■ **What you will do**: Find the lines that include the string "regionalne" and report how many there are. Give no other text.

---- Data records

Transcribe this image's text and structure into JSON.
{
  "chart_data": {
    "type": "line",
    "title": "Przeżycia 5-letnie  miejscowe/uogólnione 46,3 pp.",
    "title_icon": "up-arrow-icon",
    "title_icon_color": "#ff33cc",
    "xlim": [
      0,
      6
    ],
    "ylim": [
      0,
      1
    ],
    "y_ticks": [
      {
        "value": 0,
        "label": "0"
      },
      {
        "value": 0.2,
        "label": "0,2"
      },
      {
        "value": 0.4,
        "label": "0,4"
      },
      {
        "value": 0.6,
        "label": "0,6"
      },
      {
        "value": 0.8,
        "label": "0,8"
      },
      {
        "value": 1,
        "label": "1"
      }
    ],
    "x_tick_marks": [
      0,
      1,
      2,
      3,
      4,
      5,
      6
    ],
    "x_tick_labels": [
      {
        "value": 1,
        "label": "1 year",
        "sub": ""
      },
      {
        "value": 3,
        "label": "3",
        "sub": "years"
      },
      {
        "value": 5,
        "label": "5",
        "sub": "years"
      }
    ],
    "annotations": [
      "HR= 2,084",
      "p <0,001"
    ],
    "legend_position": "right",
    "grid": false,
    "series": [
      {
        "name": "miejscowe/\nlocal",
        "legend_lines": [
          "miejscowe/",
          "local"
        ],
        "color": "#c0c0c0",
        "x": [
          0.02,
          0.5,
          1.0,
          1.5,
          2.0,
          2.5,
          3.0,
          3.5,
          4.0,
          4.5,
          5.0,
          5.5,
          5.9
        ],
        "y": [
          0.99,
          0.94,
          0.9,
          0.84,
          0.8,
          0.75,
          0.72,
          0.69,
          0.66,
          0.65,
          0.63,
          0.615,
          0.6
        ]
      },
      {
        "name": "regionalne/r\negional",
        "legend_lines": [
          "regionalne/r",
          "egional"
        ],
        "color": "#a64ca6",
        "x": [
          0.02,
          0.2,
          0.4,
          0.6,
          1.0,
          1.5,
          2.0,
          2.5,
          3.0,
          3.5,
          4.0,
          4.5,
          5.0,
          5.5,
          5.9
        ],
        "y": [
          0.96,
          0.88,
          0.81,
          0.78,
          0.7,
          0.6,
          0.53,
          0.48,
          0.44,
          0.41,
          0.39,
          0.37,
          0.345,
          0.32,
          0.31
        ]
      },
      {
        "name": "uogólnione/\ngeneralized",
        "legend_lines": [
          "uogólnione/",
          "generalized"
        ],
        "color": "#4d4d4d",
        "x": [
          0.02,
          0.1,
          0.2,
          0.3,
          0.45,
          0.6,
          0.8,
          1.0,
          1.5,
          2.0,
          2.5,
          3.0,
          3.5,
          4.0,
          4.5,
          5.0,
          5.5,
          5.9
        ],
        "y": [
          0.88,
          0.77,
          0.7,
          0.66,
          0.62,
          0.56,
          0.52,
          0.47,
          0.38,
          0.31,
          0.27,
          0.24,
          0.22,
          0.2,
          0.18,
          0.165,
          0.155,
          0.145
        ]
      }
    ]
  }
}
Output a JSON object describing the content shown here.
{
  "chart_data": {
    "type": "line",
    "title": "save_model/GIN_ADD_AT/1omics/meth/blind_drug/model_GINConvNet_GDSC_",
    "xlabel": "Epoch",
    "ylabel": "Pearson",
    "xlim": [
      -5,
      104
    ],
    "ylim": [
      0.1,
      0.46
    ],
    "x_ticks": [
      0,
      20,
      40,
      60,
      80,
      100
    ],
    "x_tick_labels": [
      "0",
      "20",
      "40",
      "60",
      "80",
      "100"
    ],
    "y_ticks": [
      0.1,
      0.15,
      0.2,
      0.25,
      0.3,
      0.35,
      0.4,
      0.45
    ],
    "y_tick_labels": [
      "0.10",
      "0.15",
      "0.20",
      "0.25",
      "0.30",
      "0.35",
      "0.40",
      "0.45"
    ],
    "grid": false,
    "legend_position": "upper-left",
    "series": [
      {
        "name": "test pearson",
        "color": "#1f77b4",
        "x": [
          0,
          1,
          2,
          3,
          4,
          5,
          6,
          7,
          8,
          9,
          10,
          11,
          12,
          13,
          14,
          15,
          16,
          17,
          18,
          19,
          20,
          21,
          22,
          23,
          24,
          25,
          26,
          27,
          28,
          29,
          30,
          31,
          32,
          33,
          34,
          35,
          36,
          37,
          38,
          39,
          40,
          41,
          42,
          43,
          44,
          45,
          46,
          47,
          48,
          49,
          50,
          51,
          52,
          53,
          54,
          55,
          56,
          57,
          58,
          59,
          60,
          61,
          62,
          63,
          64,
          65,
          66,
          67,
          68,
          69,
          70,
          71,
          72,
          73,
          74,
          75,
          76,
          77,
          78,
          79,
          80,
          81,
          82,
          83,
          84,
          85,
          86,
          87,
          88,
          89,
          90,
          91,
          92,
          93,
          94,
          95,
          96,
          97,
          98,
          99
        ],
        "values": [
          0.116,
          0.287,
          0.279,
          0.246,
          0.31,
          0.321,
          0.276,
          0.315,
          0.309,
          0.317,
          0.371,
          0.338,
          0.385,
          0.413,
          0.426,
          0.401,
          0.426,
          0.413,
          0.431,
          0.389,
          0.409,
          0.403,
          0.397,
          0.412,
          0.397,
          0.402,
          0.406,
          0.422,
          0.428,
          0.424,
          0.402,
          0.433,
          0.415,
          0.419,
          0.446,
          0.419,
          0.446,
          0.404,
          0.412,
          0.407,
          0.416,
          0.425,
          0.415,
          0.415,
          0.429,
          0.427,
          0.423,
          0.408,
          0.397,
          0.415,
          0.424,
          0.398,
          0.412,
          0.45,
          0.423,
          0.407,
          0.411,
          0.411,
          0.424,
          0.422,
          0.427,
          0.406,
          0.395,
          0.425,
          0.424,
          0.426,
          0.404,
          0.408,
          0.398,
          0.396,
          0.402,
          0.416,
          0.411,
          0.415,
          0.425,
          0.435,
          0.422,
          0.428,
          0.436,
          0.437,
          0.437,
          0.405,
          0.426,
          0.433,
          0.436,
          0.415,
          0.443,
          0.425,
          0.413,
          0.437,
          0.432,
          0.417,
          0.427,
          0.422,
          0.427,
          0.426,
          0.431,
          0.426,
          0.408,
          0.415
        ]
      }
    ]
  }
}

--------

■ **Complete output**: 2